--- RECORDS FOR THIS EXERCISE ---
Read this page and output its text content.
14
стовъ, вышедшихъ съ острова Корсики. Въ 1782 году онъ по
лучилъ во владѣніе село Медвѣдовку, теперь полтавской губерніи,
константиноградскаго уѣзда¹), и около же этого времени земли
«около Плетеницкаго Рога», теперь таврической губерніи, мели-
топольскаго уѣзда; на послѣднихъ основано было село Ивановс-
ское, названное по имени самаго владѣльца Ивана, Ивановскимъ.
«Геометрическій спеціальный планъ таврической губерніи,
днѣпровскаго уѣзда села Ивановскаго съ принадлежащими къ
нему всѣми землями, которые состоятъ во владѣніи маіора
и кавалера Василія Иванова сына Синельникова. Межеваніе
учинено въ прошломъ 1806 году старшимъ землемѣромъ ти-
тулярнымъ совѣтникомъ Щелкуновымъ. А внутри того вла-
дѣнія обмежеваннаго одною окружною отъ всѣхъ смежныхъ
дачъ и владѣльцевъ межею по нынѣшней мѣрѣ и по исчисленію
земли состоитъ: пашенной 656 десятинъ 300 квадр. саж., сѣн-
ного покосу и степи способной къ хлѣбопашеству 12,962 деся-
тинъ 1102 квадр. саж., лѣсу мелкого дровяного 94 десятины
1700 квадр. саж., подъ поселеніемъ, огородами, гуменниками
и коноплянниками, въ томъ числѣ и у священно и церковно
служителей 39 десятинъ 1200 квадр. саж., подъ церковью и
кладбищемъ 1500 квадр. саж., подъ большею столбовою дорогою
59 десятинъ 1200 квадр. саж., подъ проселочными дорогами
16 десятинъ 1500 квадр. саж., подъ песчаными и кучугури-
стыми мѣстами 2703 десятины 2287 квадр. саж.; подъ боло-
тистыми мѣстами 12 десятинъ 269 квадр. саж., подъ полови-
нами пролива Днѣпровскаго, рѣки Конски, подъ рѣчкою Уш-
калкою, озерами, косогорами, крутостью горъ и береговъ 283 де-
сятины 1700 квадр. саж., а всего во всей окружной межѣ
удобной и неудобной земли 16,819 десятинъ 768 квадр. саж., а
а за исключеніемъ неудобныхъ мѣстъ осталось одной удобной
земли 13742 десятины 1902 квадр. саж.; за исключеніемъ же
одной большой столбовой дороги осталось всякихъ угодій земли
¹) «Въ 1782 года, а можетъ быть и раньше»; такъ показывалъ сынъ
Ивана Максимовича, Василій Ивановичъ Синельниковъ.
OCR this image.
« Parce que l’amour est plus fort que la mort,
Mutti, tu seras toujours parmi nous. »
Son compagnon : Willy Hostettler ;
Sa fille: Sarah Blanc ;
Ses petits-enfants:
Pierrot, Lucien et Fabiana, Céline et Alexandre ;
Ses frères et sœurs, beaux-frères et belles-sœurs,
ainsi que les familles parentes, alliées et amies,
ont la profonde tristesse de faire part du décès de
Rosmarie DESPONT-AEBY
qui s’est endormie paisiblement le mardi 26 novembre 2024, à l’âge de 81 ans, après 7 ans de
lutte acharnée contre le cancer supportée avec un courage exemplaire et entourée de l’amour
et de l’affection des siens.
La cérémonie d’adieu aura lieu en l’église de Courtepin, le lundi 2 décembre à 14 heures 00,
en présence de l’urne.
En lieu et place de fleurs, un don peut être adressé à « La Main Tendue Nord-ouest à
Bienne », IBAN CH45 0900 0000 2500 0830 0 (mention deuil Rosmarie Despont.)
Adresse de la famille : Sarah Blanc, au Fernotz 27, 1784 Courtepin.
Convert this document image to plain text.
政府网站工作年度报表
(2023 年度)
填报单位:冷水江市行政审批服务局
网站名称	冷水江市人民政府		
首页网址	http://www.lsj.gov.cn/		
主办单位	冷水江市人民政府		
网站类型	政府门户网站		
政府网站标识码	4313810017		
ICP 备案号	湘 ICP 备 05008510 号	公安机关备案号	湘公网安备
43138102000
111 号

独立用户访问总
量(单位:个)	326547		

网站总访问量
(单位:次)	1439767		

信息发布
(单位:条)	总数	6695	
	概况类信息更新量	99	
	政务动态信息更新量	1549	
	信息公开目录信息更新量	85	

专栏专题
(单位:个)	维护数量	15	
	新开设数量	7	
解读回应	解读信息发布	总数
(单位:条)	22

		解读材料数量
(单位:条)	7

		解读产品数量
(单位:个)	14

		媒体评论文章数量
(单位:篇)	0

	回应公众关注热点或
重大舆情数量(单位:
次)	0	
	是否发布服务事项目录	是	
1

--- TASK STATEMENT ---
Return all of the entries exactly as they were supplied.

--- TASK RESULT ---
Read this page and output its text content.
14
стовъ, вышедшихъ съ острова Корсики. Въ 1782 году онъ по
лучилъ во владѣніе село Медвѣдовку, теперь полтавской губерніи,
константиноградскаго уѣзда¹), и около же этого времени земли
«около Плетеницкаго Рога», теперь таврической губерніи, мели-
топольскаго уѣзда; на послѣднихъ основано было село Ивановс-
ское, названное по имени самаго владѣльца Ивана, Ивановскимъ.
«Геометрическій спеціальный планъ таврической губерніи,
днѣпровскаго уѣзда села Ивановскаго съ принадлежащими къ
нему всѣми землями, которые состоятъ во владѣніи маіора
и кавалера Василія Иванова сына Синельникова. Межеваніе
учинено въ прошломъ 1806 году старшимъ землемѣромъ ти-
тулярнымъ совѣтникомъ Щелкуновымъ. А внутри того вла-
дѣнія обмежеваннаго одною окружною отъ всѣхъ смежныхъ
дачъ и владѣльцевъ межею по нынѣшней мѣрѣ и по исчисленію
земли состоитъ: пашенной 656 десятинъ 300 квадр. саж., сѣн-
ного покосу и степи способной къ хлѣбопашеству 12,962 деся-
тинъ 1102 квадр. саж., лѣсу мелкого дровяного 94 десятины
1700 квадр. саж., подъ поселеніемъ, огородами, гуменниками
и коноплянниками, въ томъ числѣ и у священно и церковно
служителей 39 десятинъ 1200 квадр. саж., подъ церковью и
кладбищемъ 1500 квадр. саж., подъ большею столбовою дорогою
59 десятинъ 1200 квадр. саж., подъ проселочными дорогами
16 десятинъ 1500 квадр. саж., подъ песчаными и кучугури-
стыми мѣстами 2703 десятины 2287 квадр. саж.; подъ боло-
тистыми мѣстами 12 десятинъ 269 квадр. саж., подъ полови-
нами пролива Днѣпровскаго, рѣки Конски, подъ рѣчкою Уш-
калкою, озерами, косогорами, крутостью горъ и береговъ 283 де-
сятины 1700 квадр. саж., а всего во всей окружной межѣ
удобной и неудобной земли 16,819 десятинъ 768 квадр. саж., а
а за исключеніемъ неудобныхъ мѣстъ осталось одной удобной
земли 13742 десятины 1902 квадр. саж.; за исключеніемъ же
одной большой столбовой дороги осталось всякихъ угодій земли
¹) «Въ 1782 года, а можетъ быть и раньше»; такъ показывалъ сынъ
Ивана Максимовича, Василій Ивановичъ Синельниковъ.
OCR this image.
« Parce que l’amour est plus fort que la mort,
Mutti, tu seras toujours parmi nous. »
Son compagnon : Willy Hostettler ;
Sa fille: Sarah Blanc ;
Ses petits-enfants:
Pierrot, Lucien et Fabiana, Céline et Alexandre ;
Ses frères et sœurs, beaux-frères et belles-sœurs,
ainsi que les familles parentes, alliées et amies,
ont la profonde tristesse de faire part du décès de
Rosmarie DESPONT-AEBY
qui s’est endormie paisiblement le mardi 26 novembre 2024, à l’âge de 81 ans, après 7 ans de
lutte acharnée contre le cancer supportée avec un courage exemplaire et entourée de l’amour
et de l’affection des siens.
La cérémonie d’adieu aura lieu en l’église de Courtepin, le lundi 2 décembre à 14 heures 00,
en présence de l’urne.
En lieu et place de fleurs, un don peut être adressé à « La Main Tendue Nord-ouest à
Bienne », IBAN CH45 0900 0000 2500 0830 0 (mention deuil Rosmarie Despont.)
Adresse de la famille : Sarah Blanc, au Fernotz 27, 1784 Courtepin.
Convert this document image to plain text.
政府网站工作年度报表
(2023 年度)
填报单位:冷水江市行政审批服务局
网站名称	冷水江市人民政府		
首页网址	http://www.lsj.gov.cn/		
主办单位	冷水江市人民政府		
网站类型	政府门户网站		
政府网站标识码	4313810017		
ICP 备案号	湘 ICP 备 05008510 号	公安机关备案号	湘公网安备
43138102000
111 号

独立用户访问总
量(单位:个)	326547		

网站总访问量
(单位:次)	1439767		

信息发布
(单位:条)	总数	6695	
	概况类信息更新量	99	
	政务动态信息更新量	1549	
	信息公开目录信息更新量	85	

专栏专题
(单位:个)	维护数量	15	
	新开设数量	7	
解读回应	解读信息发布	总数
(单位:条)	22

		解读材料数量
(单位:条)	7

		解读产品数量
(单位:个)	14

		媒体评论文章数量
(单位:篇)	0

	回应公众关注热点或
重大舆情数量(单位:
次)	0	
	是否发布服务事项目录	是	
1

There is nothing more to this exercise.